SET EXERCISE »
Extract the full set of records, then give each one again exactly.

ROWS »
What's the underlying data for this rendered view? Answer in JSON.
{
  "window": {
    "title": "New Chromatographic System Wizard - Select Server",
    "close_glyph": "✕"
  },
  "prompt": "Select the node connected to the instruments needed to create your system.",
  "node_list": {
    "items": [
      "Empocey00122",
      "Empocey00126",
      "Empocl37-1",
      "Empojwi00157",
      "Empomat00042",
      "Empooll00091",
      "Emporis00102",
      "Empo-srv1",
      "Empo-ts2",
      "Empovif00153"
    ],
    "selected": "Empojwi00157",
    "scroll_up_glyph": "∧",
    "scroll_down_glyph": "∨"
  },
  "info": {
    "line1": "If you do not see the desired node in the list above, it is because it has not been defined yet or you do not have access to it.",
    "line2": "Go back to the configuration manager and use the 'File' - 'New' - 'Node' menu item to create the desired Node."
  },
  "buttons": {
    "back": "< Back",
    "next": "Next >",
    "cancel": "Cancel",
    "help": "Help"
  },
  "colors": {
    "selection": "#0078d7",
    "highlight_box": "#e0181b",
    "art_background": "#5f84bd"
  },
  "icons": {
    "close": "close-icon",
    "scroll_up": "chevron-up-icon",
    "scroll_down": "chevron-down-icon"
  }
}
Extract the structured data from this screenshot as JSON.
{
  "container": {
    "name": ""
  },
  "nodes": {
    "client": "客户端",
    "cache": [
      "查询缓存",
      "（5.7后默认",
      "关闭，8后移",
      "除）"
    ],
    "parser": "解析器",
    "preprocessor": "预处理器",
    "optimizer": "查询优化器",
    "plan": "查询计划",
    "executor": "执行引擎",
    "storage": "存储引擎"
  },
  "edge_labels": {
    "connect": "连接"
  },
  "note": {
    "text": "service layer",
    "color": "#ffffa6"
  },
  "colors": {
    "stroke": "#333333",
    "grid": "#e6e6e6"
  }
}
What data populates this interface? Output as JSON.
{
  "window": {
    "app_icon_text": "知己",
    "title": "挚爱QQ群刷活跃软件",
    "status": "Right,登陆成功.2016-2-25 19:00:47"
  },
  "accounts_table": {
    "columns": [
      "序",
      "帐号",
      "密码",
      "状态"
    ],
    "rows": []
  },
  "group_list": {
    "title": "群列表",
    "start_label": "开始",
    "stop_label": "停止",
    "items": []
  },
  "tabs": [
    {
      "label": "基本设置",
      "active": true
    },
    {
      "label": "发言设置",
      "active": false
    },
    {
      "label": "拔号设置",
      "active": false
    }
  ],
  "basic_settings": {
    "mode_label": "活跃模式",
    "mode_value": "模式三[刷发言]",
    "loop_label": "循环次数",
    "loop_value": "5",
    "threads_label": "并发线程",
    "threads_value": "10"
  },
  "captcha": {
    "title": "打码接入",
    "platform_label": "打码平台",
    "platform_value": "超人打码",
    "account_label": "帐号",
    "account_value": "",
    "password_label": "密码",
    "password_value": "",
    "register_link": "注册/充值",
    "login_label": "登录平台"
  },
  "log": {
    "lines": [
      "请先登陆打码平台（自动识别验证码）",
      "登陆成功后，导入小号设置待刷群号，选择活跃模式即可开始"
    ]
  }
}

COMPLETE OUTPUT »
What's the underlying data for this rendered view? Answer in JSON.
{
  "window": {
    "title": "New Chromatographic System Wizard - Select Server",
    "close_glyph": "✕"
  },
  "prompt": "Select the node connected to the instruments needed to create your system.",
  "node_list": {
    "items": [
      "Empocey00122",
      "Empocey00126",
      "Empocl37-1",
      "Empojwi00157",
      "Empomat00042",
      "Empooll00091",
      "Emporis00102",
      "Empo-srv1",
      "Empo-ts2",
      "Empovif00153"
    ],
    "selected": "Empojwi00157",
    "scroll_up_glyph": "∧",
    "scroll_down_glyph": "∨"
  },
  "info": {
    "line1": "If you do not see the desired node in the list above, it is because it has not been defined yet or you do not have access to it.",
    "line2": "Go back to the configuration manager and use the 'File' - 'New' - 'Node' menu item to create the desired Node."
  },
  "buttons": {
    "back": "< Back",
    "next": "Next >",
    "cancel": "Cancel",
    "help": "Help"
  },
  "colors": {
    "selection": "#0078d7",
    "highlight_box": "#e0181b",
    "art_background": "#5f84bd"
  },
  "icons": {
    "close": "close-icon",
    "scroll_up": "chevron-up-icon",
    "scroll_down": "chevron-down-icon"
  }
}
Extract the structured data from this screenshot as JSON.
{
  "container": {
    "name": ""
  },
  "nodes": {
    "client": "客户端",
    "cache": [
      "查询缓存",
      "（5.7后默认",
      "关闭，8后移",
      "除）"
    ],
    "parser": "解析器",
    "preprocessor": "预处理器",
    "optimizer": "查询优化器",
    "plan": "查询计划",
    "executor": "执行引擎",
    "storage": "存储引擎"
  },
  "edge_labels": {
    "connect": "连接"
  },
  "note": {
    "text": "service layer",
    "color": "#ffffa6"
  },
  "colors": {
    "stroke": "#333333",
    "grid": "#e6e6e6"
  }
}
What data populates this interface? Output as JSON.
{
  "window": {
    "app_icon_text": "知己",
    "title": "挚爱QQ群刷活跃软件",
    "status": "Right,登陆成功.2016-2-25 19:00:47"
  },
  "accounts_table": {
    "columns": [
      "序",
      "帐号",
      "密码",
      "状态"
    ],
    "rows": []
  },
  "group_list": {
    "title": "群列表",
    "start_label": "开始",
    "stop_label": "停止",
    "items": []
  },
  "tabs": [
    {
      "label": "基本设置",
      "active": true
    },
    {
      "label": "发言设置",
      "active": false
    },
    {
      "label": "拔号设置",
      "active": false
    }
  ],
  "basic_settings": {
    "mode_label": "活跃模式",
    "mode_value": "模式三[刷发言]",
    "loop_label": "循环次数",
    "loop_value": "5",
    "threads_label": "并发线程",
    "threads_value": "10"
  },
  "captcha": {
    "title": "打码接入",
    "platform_label": "打码平台",
    "platform_value": "超人打码",
    "account_label": "帐号",
    "account_value": "",
    "password_label": "密码",
    "password_value": "",
    "register_link": "注册/充值",
    "login_label": "登录平台"
  },
  "log": {
    "lines": [
      "请先登陆打码平台（自动识别验证码）",
      "登陆成功后，导入小号设置待刷群号，选择活跃模式即可开始"
    ]
  }
}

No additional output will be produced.